[Collected data]
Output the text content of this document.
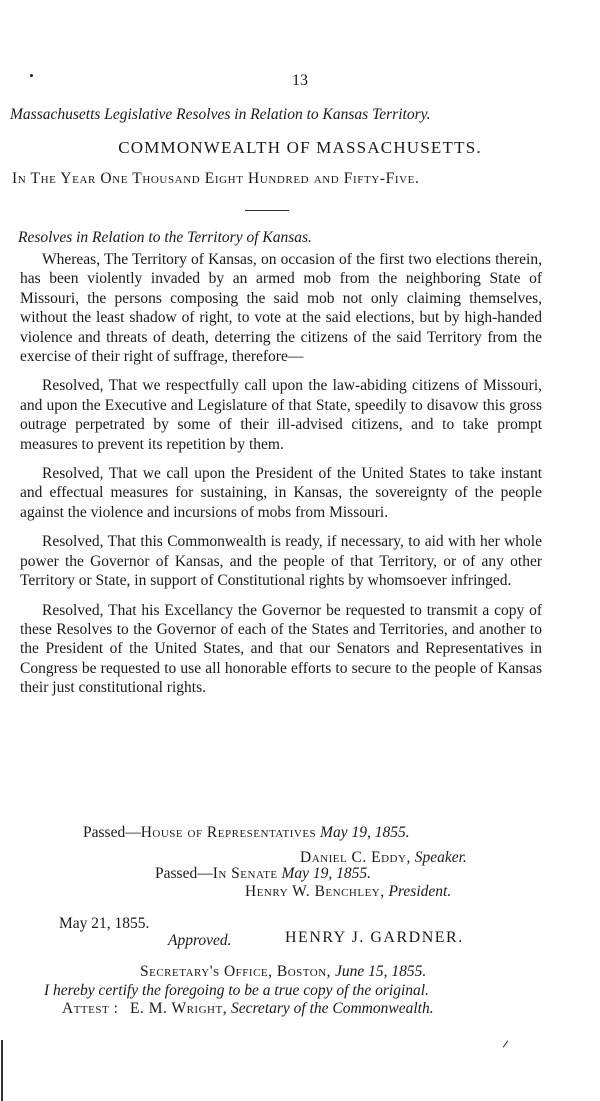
13
Massachusetts Legislative Resolves in Relation to Kansas Territory.
COMMONWEALTH OF MASSACHUSETTS.
In The Year One Thousand Eight Hundred and Fifty-Five.
Resolves in Relation to the Territory of Kansas.

Whereas, The Territory of Kansas, on occasion of the first two elections therein, has been violently invaded by an armed mob from the neighboring State of Missouri, the persons composing the said mob not only claiming themselves, without the least shadow of right, to vote at the said elections, but by high-handed violence and threats of death, deterring the citizens of the said Territory from the exercise of their right of suffrage, therefore—

Resolved, That we respectfully call upon the law-abiding citizens of Missouri, and upon the Executive and Legislature of that State, speedily to disavow this gross outrage perpetrated by some of their ill-advised citizens, and to take prompt measures to prevent its repetition by them.

Resolved, That we call upon the President of the United States to take instant and effectual measures for sustaining, in Kansas, the sovereignty of the people against the violence and incursions of mobs from Missouri.

Resolved, That this Commonwealth is ready, if necessary, to aid with her whole power the Governor of Kansas, and the people of that Territory, or of any other Territory or State, in support of Constitutional rights by whomsoever infringed.

Resolved, That his Excellancy the Governor be requested to transmit a copy of these Resolves to the Governor of each of the States and Territories, and another to the President of the United States, and that our Senators and Representatives in Congress be requested to use all honorable efforts to secure to the people of Kansas their just constitutional rights.

Passed—House of Representatives May 19, 1855.
Daniel C. Eddy, Speaker.
Passed—In Senate May 19, 1855.
Henry W. Benchley, President.
May 21, 1855.
Approved.	HENRY J. GARDNER.
Secretary's Office, Boston, June 15, 1855.
I hereby certify the foregoing to be a true copy of the original.
Attest : E. M. Wright, Secretary of the Commonwealth.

» **Problem to work on**:
Respond with the number of lines containing "Passed" and no additional words.

» **Complete output**:
2